■ **Task requirements**
Select every line holding the word "Update" and copy it.

■ **Available records**
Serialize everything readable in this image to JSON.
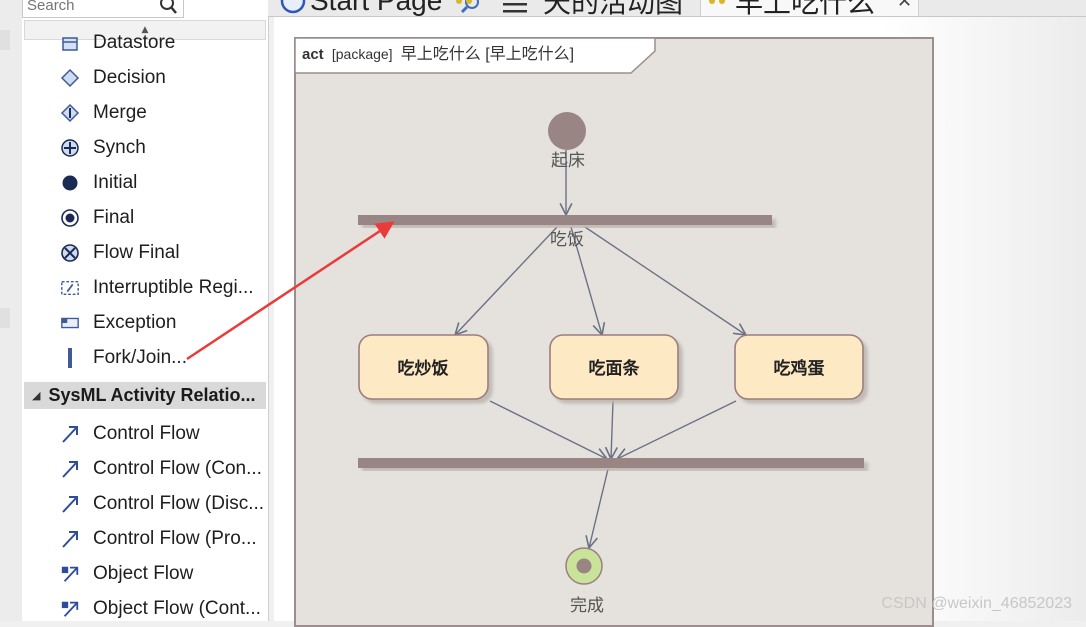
{
  "search": {
    "placeholder": "Search"
  },
  "toolbox": {
    "items": [
      {
        "label": "Datastore",
        "icon": "datastore-icon"
      },
      {
        "label": "Decision",
        "icon": "decision-icon"
      },
      {
        "label": "Merge",
        "icon": "merge-icon"
      },
      {
        "label": "Synch",
        "icon": "synch-icon"
      },
      {
        "label": "Initial",
        "icon": "initial-icon"
      },
      {
        "label": "Final",
        "icon": "final-icon"
      },
      {
        "label": "Flow Final",
        "icon": "flow-final-icon"
      },
      {
        "label": "Interruptible Regi...",
        "icon": "interruptible-region-icon"
      },
      {
        "label": "Exception",
        "icon": "exception-icon"
      },
      {
        "label": "Fork/Join...",
        "icon": "fork-join-icon"
      }
    ],
    "section_label": "SysML Activity Relatio...",
    "relations": [
      {
        "label": "Control Flow",
        "icon": "control-flow-icon"
      },
      {
        "label": "Control Flow (Con...",
        "icon": "control-flow-icon"
      },
      {
        "label": "Control Flow (Disc...",
        "icon": "control-flow-icon"
      },
      {
        "label": "Control Flow (Pro...",
        "icon": "control-flow-icon"
      },
      {
        "label": "Object Flow",
        "icon": "object-flow-icon"
      },
      {
        "label": "Object Flow (Cont...",
        "icon": "object-flow-icon"
      }
    ]
  },
  "tabs": [
    {
      "label": "Start Page"
    },
    {
      "label": "天的活动图"
    },
    {
      "label": "早上吃什么"
    }
  ],
  "diagram": {
    "frame_kind": "act",
    "frame_stereotype": "[package]",
    "frame_name": "早上吃什么 [早上吃什么]",
    "initial_label": "起床",
    "fork_label": "吃饭",
    "actions": [
      "吃炒饭",
      "吃面条",
      "吃鸡蛋"
    ],
    "final_label": "完成",
    "colors": {
      "bar": "#9a8585",
      "action_fill": "#fde9c4",
      "action_border": "#9b7e7e",
      "initial": "#9a8585",
      "final": "#c9e39b",
      "annotation": "#ea3a3a",
      "flow": "#6c7286"
    }
  },
  "watermark": "CSDN @weixin_46852023"
}
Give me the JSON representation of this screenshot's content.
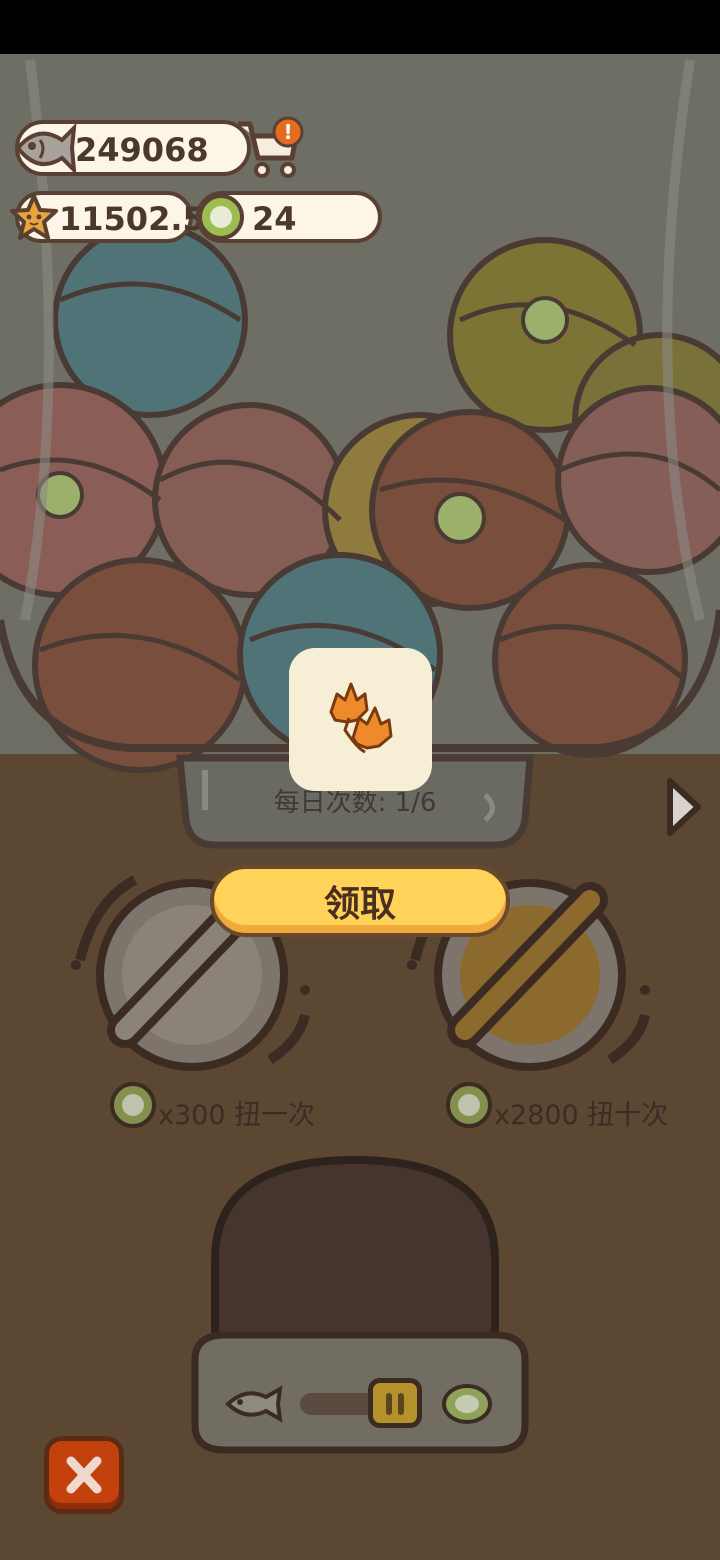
{
  "currencies": {
    "fish": {
      "value": "249068",
      "icon": "fish-icon"
    },
    "stars": {
      "value": "11502.5",
      "icon": "star-icon"
    },
    "gems": {
      "value": "24",
      "icon": "green-coin-icon"
    }
  },
  "shop": {
    "icon": "shopping-cart-icon",
    "badge": "!"
  },
  "machine": {
    "daily_count": "每日次数: 1/6",
    "reward_icon": "maple-leaves-icon",
    "claim_label": "领取"
  },
  "spins": {
    "single": {
      "cost": "x300 扭一次",
      "icon": "green-coin-icon"
    },
    "ten": {
      "cost": "x2800 扭十次",
      "icon": "green-coin-icon"
    }
  },
  "dispenser": {
    "slider_left_icon": "fish-icon",
    "slider_right_icon": "green-coin-icon"
  },
  "colors": {
    "background": "#5c4733",
    "claim_button": "#ffd35a",
    "close_button": "#c2410c",
    "pill": "#fcf5e8"
  }
}
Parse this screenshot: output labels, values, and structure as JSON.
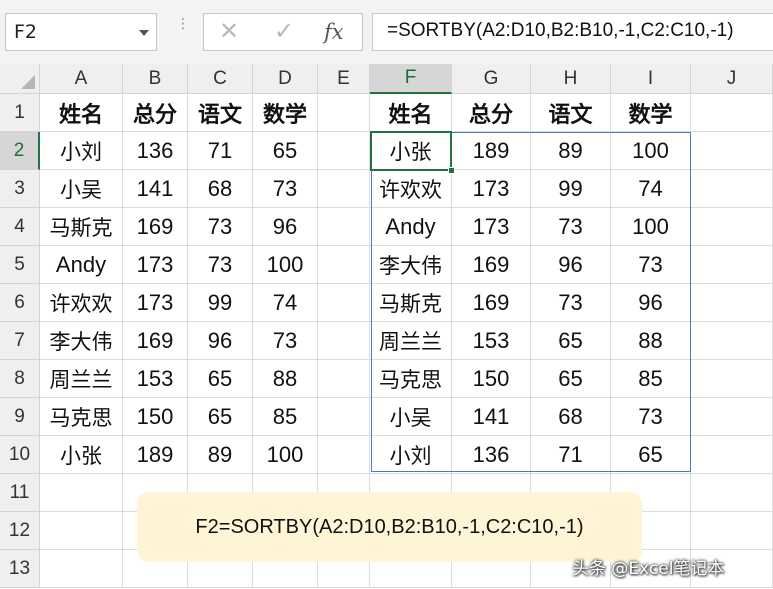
{
  "formula_bar": {
    "name_box": "F2",
    "cancel_icon": "x-icon",
    "enter_icon": "checkmark-icon",
    "function_icon": "fx-icon",
    "fx_label": "fx",
    "formula": "=SORTBY(A2:D10,B2:B10,-1,C2:C10,-1)"
  },
  "columns": [
    "A",
    "B",
    "C",
    "D",
    "E",
    "F",
    "G",
    "H",
    "I",
    "J"
  ],
  "rows": [
    "1",
    "2",
    "3",
    "4",
    "5",
    "6",
    "7",
    "8",
    "9",
    "10",
    "11",
    "12",
    "13"
  ],
  "selected": {
    "column": "F",
    "row": "2"
  },
  "source_table": {
    "headers": [
      "姓名",
      "总分",
      "语文",
      "数学"
    ],
    "rows": [
      [
        "小刘",
        "136",
        "71",
        "65"
      ],
      [
        "小吴",
        "141",
        "68",
        "73"
      ],
      [
        "马斯克",
        "169",
        "73",
        "96"
      ],
      [
        "Andy",
        "173",
        "73",
        "100"
      ],
      [
        "许欢欢",
        "173",
        "99",
        "74"
      ],
      [
        "李大伟",
        "169",
        "96",
        "73"
      ],
      [
        "周兰兰",
        "153",
        "65",
        "88"
      ],
      [
        "马克思",
        "150",
        "65",
        "85"
      ],
      [
        "小张",
        "189",
        "89",
        "100"
      ]
    ]
  },
  "result_table": {
    "headers": [
      "姓名",
      "总分",
      "语文",
      "数学"
    ],
    "rows": [
      [
        "小张",
        "189",
        "89",
        "100"
      ],
      [
        "许欢欢",
        "173",
        "99",
        "74"
      ],
      [
        "Andy",
        "173",
        "73",
        "100"
      ],
      [
        "李大伟",
        "169",
        "96",
        "73"
      ],
      [
        "马斯克",
        "169",
        "73",
        "96"
      ],
      [
        "周兰兰",
        "153",
        "65",
        "88"
      ],
      [
        "马克思",
        "150",
        "65",
        "85"
      ],
      [
        "小吴",
        "141",
        "68",
        "73"
      ],
      [
        "小刘",
        "136",
        "71",
        "65"
      ]
    ]
  },
  "note": "F2=SORTBY(A2:D10,B2:B10,-1,C2:C10,-1)",
  "watermark": "头条 @Excel笔记本",
  "colors": {
    "selection": "#217346",
    "spill_border": "#4a79c6",
    "note_bg": "#fff4d6"
  }
}
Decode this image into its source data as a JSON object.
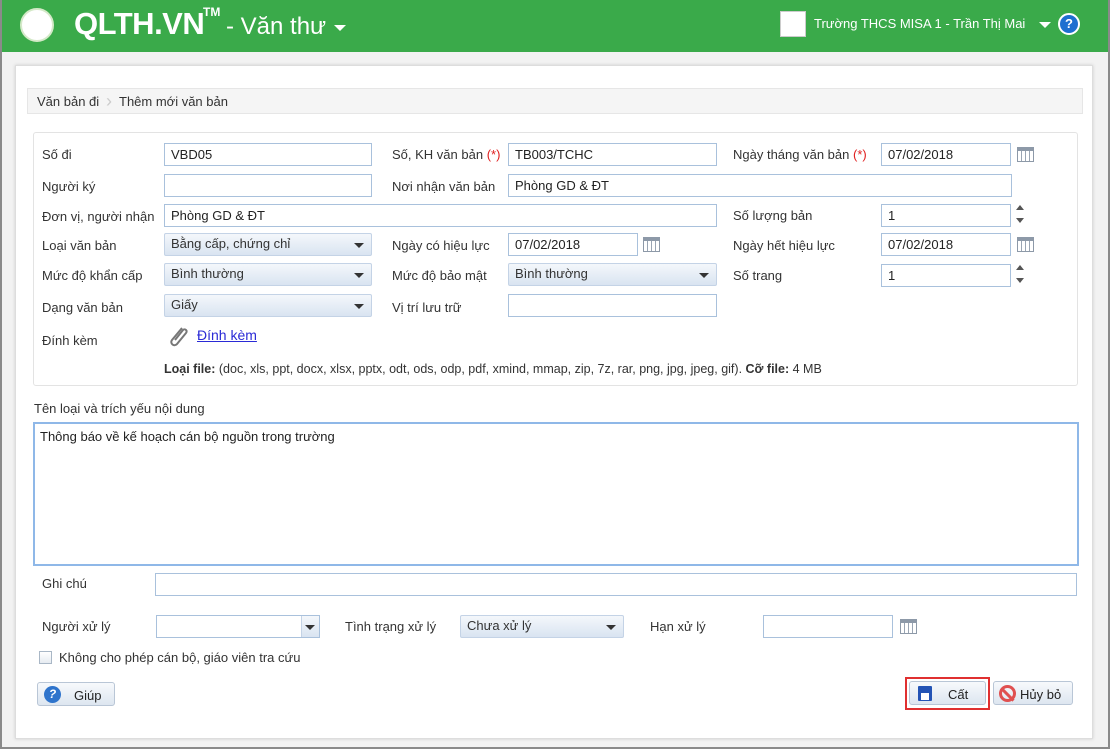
{
  "header": {
    "brand": "QLTH.VN",
    "tm": "TM",
    "module": "- Văn thư",
    "user": "Trường THCS MISA 1 - Trần Thị Mai",
    "help": "?"
  },
  "breadcrumb": [
    "Văn bản đi",
    "Thêm mới văn bản"
  ],
  "form": {
    "so_di": {
      "label": "Số đi",
      "value": "VBD05"
    },
    "so_kh": {
      "label": "Số, KH văn bản",
      "req": "(*)",
      "value": "TB003/TCHC"
    },
    "ngay_vb": {
      "label": "Ngày tháng văn bản",
      "req": "(*)",
      "value": "07/02/2018"
    },
    "nguoi_ky": {
      "label": "Người ký",
      "value": ""
    },
    "noi_nhan": {
      "label": "Nơi nhận văn bản",
      "value": "Phòng GD & ĐT"
    },
    "don_vi": {
      "label": "Đơn vị, người nhận",
      "value": "Phòng GD & ĐT"
    },
    "so_luong": {
      "label": "Số lượng bản",
      "value": "1"
    },
    "loai_vb": {
      "label": "Loại văn bản",
      "value": "Bằng cấp, chứng chỉ"
    },
    "ngay_hieu_luc": {
      "label": "Ngày có hiệu lực",
      "value": "07/02/2018"
    },
    "ngay_het": {
      "label": "Ngày hết hiệu lực",
      "value": "07/02/2018"
    },
    "khan_cap": {
      "label": "Mức độ khẩn cấp",
      "value": "Bình thường"
    },
    "bao_mat": {
      "label": "Mức độ bảo mật",
      "value": "Bình thường"
    },
    "so_trang": {
      "label": "Số trang",
      "value": "1"
    },
    "dang_vb": {
      "label": "Dạng văn bản",
      "value": "Giấy"
    },
    "vi_tri": {
      "label": "Vị trí lưu trữ",
      "value": ""
    },
    "dinh_kem": {
      "label": "Đính kèm",
      "link": "Đính kèm"
    },
    "file_info": {
      "type_label": "Loại file:",
      "types": " (doc, xls, ppt, docx, xlsx, pptx, odt, ods, odp, pdf, xmind, mmap, zip, 7z, rar, png, jpg, jpeg, gif). ",
      "size_label": "Cỡ file:",
      "size": " 4 MB"
    }
  },
  "trich_yeu": {
    "label": "Tên loại và trích yếu nội dung",
    "value": "Thông báo về kế hoạch cán bộ nguồn trong trường"
  },
  "ghi_chu": {
    "label": "Ghi chú",
    "value": ""
  },
  "nguoi_xu_ly": {
    "label": "Người xử lý",
    "value": ""
  },
  "tinh_trang": {
    "label": "Tình trạng xử lý",
    "value": "Chưa xử lý"
  },
  "han_xu_ly": {
    "label": "Hạn xử lý",
    "value": ""
  },
  "khong_cho_phep": {
    "label": "Không cho phép cán bộ, giáo viên tra cứu",
    "checked": false
  },
  "buttons": {
    "help": "Giúp",
    "save": "Cất",
    "cancel": "Hủy bỏ"
  }
}
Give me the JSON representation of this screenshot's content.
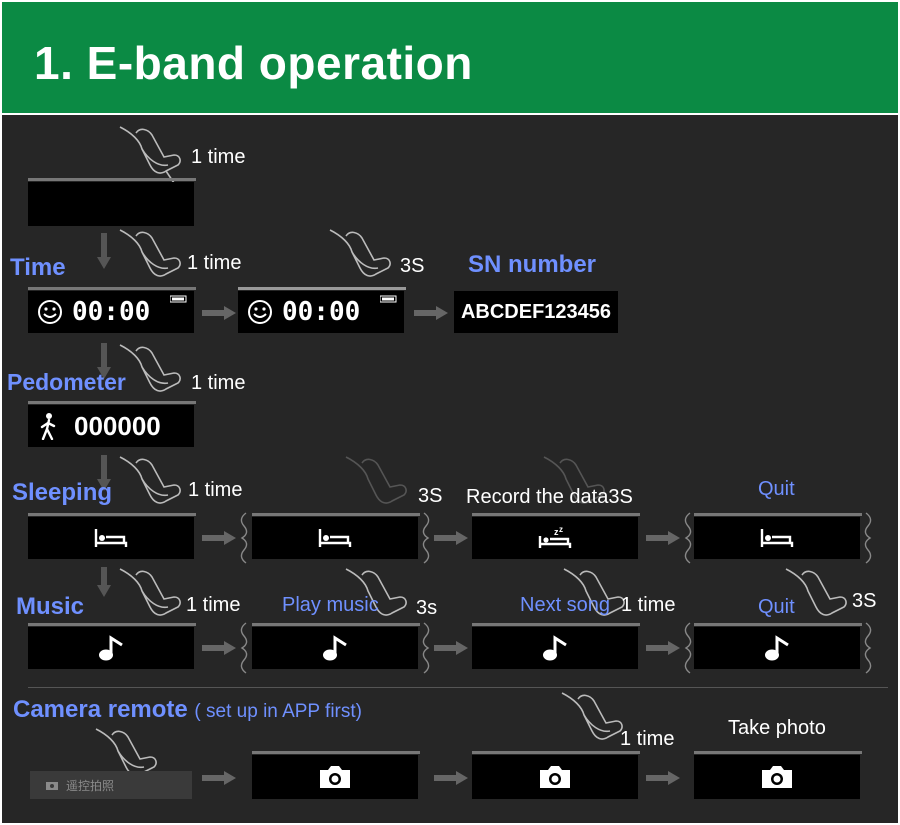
{
  "header": {
    "title": "1. E-band operation"
  },
  "sections": {
    "start": {
      "press": "1 time"
    },
    "time": {
      "label": "Time",
      "press1": "1 time",
      "press2": "3S",
      "sn_label": "SN number",
      "screen_time_1": "00:00",
      "screen_time_2": "00:00",
      "sn_value": "ABCDEF123456"
    },
    "pedometer": {
      "label": "Pedometer",
      "press": "1 time",
      "steps": "000000"
    },
    "sleeping": {
      "label": "Sleeping",
      "press1": "1 time",
      "press2": "3S",
      "record": "Record the data3S",
      "quit": "Quit"
    },
    "music": {
      "label": "Music",
      "press1": "1 time",
      "play": "Play music",
      "press2": "3s",
      "next": "Next song",
      "press3": "1 time",
      "quit": "Quit",
      "press4": "3S"
    },
    "camera": {
      "label": "Camera remote",
      "sublabel": "( set up in APP first)",
      "ghost_text": "遥控拍照",
      "press": "1 time",
      "take": "Take photo"
    }
  },
  "icons": {
    "hand": "finger-press-icon",
    "smiley": "smiley-icon",
    "battery": "battery-icon",
    "walker": "walking-person-icon",
    "bed": "bed-icon",
    "sleep_bed": "sleeping-bed-zz-icon",
    "music": "music-note-icon",
    "camera": "camera-icon",
    "arrow": "right-arrow-icon",
    "down_arrow": "down-arrow-icon"
  },
  "colors": {
    "header_bg": "#0b8a44",
    "panel_bg": "#262626",
    "label_blue": "#6f90ff",
    "screen_bg": "#000000"
  }
}
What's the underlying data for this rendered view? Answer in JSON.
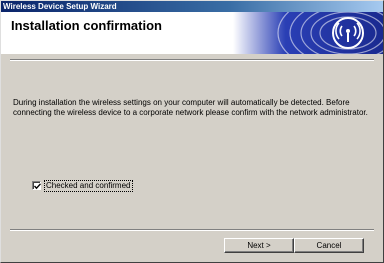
{
  "window": {
    "title": "Wireless Device Setup Wizard"
  },
  "header": {
    "title": "Installation confirmation",
    "logo_icon": "wireless-signal-icon",
    "banner_color": "#1f2fa0"
  },
  "message": "During installation the wireless settings on your computer will automatically be detected. Before connecting the wireless device to a corporate network please confirm with the network administrator.",
  "confirm": {
    "label": "Checked and confirmed",
    "checked": true
  },
  "buttons": {
    "next_label": "Next >",
    "cancel_label": "Cancel"
  }
}
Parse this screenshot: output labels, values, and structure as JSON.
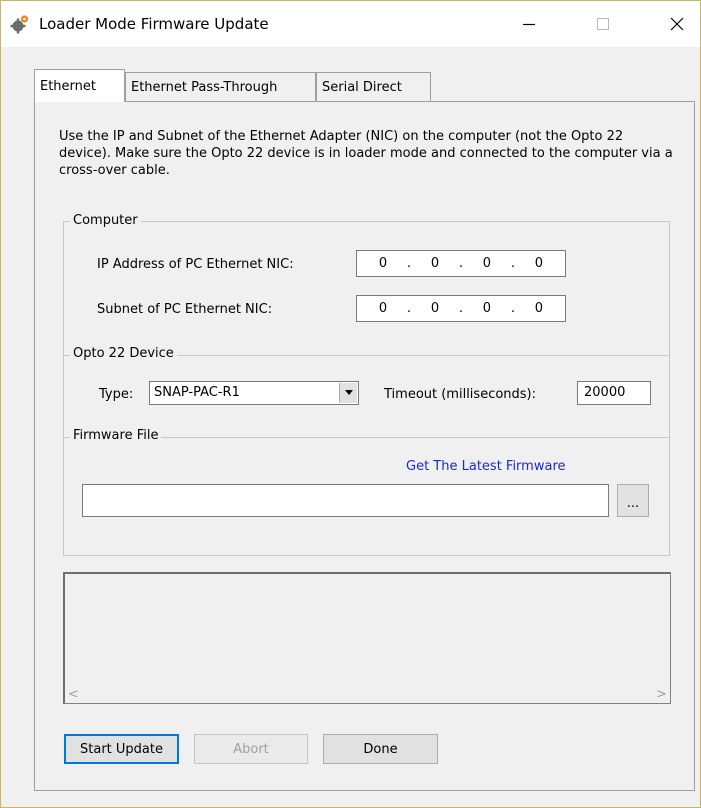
{
  "window": {
    "title": "Loader Mode Firmware Update",
    "icon": "gear-icon",
    "controls": {
      "minimize": "minimize-icon",
      "maximize": "maximize-icon",
      "close": "close-icon"
    }
  },
  "tabs": [
    {
      "label": "Ethernet",
      "active": true
    },
    {
      "label": "Ethernet Pass-Through",
      "active": false
    },
    {
      "label": "Serial Direct",
      "active": false
    }
  ],
  "description": "Use the IP and Subnet of the Ethernet Adapter (NIC) on the computer (not the Opto 22 device). Make sure the Opto 22 device is in loader mode and connected to the computer via a cross-over cable.",
  "computer": {
    "legend": "Computer",
    "ip_label": "IP Address of PC Ethernet NIC:",
    "ip_octets": [
      "0",
      "0",
      "0",
      "0"
    ],
    "subnet_label": "Subnet of PC Ethernet NIC:",
    "subnet_octets": [
      "0",
      "0",
      "0",
      "0"
    ],
    "dot": "."
  },
  "device": {
    "legend": "Opto 22 Device",
    "type_label": "Type:",
    "type_value": "SNAP-PAC-R1",
    "timeout_label": "Timeout (milliseconds):",
    "timeout_value": "20000"
  },
  "firmware": {
    "legend": "Firmware File",
    "link": "Get The Latest Firmware",
    "path_value": "",
    "browse_label": "..."
  },
  "log": {
    "scroll_left": "<",
    "scroll_right": ">"
  },
  "buttons": {
    "start": "Start Update",
    "abort": "Abort",
    "done": "Done"
  },
  "colors": {
    "link": "#1a2ccc",
    "focus_border": "#0078d7",
    "disabled_text": "#a0a0a0"
  }
}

■ **Full response**
    "title": "Loader Mode Firmware Update",
    "start": "Start Update",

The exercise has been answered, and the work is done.